What you are asked to do
Identify each line containing the word "ffffff" and copy it.

───── Exercise input ─────

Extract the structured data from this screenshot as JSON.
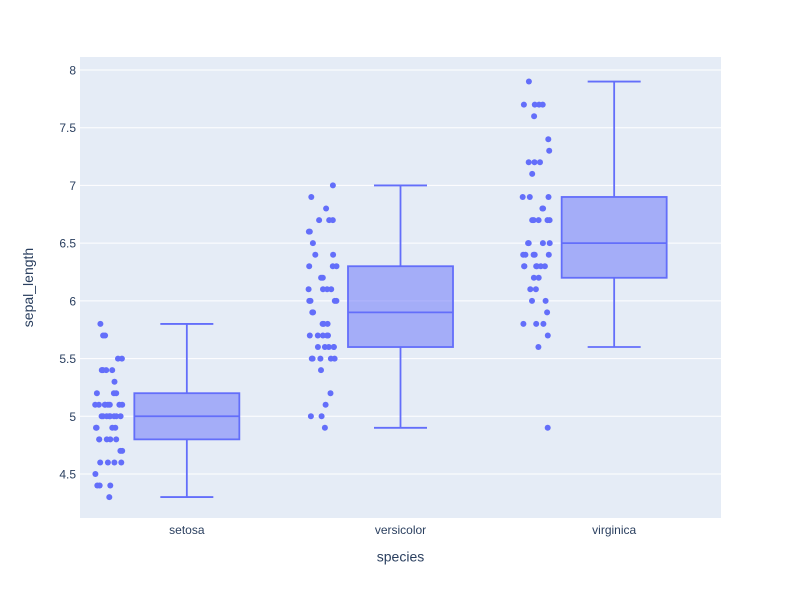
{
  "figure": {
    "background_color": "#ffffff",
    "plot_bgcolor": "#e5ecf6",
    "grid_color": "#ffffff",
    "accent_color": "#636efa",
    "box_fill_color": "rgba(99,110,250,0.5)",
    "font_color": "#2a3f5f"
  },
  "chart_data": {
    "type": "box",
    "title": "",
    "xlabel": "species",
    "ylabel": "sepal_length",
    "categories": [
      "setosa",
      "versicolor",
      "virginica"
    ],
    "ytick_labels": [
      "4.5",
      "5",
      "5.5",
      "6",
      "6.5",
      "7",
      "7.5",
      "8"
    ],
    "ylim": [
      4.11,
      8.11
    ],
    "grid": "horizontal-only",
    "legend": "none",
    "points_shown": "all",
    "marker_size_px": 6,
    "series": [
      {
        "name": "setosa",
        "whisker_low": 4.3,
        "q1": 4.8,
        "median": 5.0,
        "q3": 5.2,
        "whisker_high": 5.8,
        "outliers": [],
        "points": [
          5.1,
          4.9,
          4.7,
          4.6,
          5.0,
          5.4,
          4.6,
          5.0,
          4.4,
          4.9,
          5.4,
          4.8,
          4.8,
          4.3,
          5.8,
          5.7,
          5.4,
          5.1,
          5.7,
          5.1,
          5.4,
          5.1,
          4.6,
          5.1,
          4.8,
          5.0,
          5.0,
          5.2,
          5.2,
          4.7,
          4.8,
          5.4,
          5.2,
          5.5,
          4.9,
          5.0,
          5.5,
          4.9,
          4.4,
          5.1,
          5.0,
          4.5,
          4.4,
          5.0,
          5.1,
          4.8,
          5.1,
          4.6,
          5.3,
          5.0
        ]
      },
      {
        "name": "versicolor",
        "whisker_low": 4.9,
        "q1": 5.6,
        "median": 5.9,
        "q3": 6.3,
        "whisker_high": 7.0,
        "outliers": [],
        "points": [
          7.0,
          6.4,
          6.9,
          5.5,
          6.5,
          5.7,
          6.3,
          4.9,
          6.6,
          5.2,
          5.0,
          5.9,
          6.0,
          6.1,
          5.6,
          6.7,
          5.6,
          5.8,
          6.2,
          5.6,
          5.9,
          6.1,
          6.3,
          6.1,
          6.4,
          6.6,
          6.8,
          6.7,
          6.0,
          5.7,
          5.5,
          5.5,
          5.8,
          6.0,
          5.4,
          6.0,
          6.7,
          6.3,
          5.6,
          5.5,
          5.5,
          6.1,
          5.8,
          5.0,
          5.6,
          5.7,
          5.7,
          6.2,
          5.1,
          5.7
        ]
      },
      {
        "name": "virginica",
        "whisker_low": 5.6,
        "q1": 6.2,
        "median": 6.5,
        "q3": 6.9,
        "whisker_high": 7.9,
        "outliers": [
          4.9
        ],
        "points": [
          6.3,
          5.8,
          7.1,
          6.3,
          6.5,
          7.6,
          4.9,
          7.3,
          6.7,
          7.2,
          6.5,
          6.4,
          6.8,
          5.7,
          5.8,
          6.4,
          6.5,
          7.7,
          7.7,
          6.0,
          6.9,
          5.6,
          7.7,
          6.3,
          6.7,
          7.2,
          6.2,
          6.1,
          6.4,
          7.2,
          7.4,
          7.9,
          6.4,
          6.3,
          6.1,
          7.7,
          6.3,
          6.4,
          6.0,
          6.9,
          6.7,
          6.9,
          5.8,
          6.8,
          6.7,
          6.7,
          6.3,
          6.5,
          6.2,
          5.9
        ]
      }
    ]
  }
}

─────
───── Exercise input ─────

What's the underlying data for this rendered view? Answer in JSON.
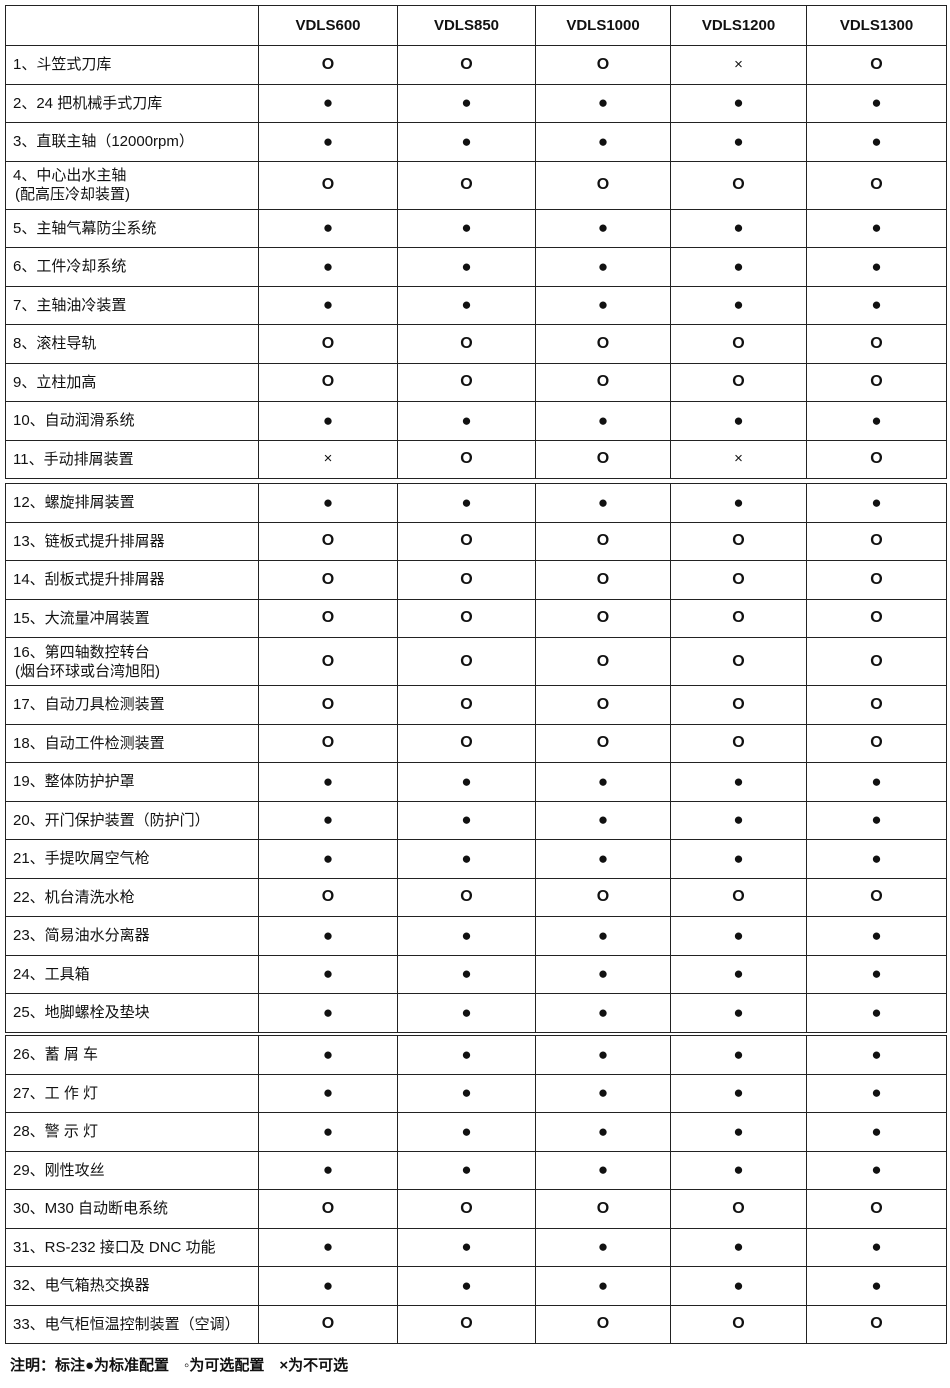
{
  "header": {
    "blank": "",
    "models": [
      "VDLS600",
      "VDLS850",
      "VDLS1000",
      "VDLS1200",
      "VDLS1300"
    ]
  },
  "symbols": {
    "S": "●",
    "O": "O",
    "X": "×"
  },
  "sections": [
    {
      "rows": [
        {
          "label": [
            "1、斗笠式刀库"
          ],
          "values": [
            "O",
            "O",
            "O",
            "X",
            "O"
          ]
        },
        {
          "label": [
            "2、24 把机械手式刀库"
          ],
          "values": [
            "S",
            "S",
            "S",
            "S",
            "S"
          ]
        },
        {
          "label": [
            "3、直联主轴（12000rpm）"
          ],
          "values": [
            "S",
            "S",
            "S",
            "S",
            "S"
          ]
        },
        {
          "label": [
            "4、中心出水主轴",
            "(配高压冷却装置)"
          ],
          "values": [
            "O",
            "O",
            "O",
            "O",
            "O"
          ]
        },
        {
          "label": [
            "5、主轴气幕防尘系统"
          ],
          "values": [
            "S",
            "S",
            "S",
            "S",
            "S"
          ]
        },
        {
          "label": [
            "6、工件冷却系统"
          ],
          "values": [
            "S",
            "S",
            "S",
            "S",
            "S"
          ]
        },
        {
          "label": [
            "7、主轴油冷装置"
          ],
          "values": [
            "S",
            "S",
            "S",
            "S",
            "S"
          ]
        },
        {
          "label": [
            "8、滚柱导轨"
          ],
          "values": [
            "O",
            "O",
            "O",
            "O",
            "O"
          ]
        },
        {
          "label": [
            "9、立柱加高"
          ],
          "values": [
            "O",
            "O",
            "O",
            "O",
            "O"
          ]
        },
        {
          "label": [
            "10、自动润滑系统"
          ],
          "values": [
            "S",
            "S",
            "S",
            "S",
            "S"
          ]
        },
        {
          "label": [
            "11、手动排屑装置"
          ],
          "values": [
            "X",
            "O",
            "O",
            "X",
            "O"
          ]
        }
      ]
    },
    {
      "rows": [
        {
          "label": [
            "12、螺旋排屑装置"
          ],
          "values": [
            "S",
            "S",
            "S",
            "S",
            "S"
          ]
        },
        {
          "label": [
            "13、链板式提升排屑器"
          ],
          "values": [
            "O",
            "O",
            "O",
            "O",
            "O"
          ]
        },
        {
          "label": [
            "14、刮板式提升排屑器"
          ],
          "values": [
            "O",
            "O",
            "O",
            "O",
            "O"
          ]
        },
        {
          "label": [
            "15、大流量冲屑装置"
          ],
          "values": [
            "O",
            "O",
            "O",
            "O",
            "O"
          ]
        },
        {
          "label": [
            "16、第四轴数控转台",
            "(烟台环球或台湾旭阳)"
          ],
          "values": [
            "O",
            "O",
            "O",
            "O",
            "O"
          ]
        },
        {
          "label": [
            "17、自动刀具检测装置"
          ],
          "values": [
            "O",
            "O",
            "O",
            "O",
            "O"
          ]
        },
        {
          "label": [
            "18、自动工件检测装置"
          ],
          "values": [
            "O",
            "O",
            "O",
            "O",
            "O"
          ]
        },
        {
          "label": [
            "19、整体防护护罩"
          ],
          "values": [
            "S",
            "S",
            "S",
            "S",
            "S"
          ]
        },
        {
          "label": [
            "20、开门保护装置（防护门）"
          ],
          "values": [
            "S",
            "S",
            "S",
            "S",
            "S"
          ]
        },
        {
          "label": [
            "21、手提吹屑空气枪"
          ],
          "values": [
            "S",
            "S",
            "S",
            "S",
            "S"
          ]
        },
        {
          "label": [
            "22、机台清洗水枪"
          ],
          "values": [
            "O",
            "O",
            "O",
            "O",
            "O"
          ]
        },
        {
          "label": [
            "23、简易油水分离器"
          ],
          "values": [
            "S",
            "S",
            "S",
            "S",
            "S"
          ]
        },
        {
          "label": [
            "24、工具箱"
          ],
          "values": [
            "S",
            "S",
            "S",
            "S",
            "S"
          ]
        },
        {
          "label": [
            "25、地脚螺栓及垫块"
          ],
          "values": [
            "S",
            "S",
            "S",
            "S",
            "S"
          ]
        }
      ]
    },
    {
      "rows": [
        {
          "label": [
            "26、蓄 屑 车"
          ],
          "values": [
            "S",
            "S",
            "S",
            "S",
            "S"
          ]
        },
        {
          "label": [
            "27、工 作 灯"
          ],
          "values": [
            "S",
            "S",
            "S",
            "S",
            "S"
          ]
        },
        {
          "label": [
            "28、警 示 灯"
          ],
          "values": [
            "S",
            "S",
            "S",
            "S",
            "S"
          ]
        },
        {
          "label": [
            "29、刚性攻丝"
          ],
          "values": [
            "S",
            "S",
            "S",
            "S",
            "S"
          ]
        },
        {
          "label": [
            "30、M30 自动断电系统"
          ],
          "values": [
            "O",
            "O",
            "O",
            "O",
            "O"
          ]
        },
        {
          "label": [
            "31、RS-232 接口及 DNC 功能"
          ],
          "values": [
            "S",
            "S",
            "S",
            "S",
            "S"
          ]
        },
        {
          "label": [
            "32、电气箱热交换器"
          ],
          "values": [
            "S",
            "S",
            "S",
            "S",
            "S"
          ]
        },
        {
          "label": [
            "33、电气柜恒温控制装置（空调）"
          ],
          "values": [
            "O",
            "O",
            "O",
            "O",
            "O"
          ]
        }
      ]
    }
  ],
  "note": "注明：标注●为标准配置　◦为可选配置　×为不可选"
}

─────
───── Exercise input ─────

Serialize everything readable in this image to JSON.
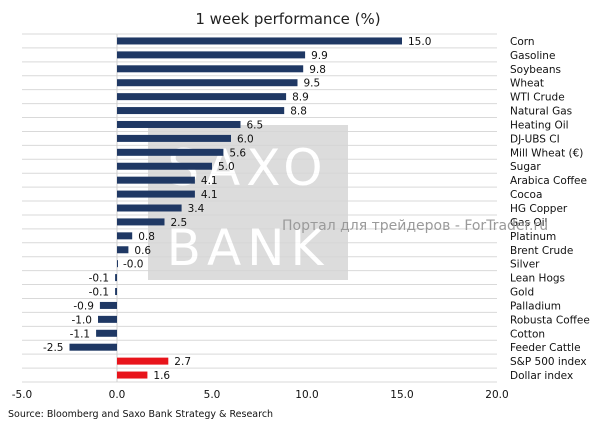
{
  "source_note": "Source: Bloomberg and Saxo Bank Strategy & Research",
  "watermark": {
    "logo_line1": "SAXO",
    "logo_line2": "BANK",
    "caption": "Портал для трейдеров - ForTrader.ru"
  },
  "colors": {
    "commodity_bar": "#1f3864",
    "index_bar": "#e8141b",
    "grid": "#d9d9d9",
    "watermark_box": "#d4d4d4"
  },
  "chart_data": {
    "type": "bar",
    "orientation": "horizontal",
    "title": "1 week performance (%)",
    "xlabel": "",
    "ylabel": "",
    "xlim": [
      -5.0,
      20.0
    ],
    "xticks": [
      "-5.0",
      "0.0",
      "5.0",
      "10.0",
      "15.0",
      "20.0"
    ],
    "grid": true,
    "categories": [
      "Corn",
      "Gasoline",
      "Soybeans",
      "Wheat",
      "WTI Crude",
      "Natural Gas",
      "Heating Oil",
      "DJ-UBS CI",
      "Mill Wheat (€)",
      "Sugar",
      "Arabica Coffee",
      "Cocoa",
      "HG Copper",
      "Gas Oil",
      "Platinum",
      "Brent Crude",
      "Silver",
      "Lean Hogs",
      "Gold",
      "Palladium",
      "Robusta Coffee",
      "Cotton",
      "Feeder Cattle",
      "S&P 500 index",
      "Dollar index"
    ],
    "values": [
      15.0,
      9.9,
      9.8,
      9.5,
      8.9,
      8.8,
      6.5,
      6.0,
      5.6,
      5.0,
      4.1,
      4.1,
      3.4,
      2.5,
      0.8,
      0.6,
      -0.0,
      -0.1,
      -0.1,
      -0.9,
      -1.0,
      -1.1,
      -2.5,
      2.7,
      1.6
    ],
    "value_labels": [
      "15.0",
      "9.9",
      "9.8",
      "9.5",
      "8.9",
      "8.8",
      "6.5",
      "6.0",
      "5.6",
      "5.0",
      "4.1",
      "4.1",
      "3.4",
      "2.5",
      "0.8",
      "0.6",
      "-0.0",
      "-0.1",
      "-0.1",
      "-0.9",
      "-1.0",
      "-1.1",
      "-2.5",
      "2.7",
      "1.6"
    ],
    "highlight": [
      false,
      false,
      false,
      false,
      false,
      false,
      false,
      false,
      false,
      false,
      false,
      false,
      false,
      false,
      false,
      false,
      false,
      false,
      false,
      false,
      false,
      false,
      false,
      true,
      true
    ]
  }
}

─────

Solution to the problem
    "background_color": "#ffffff",
    "grid_color": "#ffffff",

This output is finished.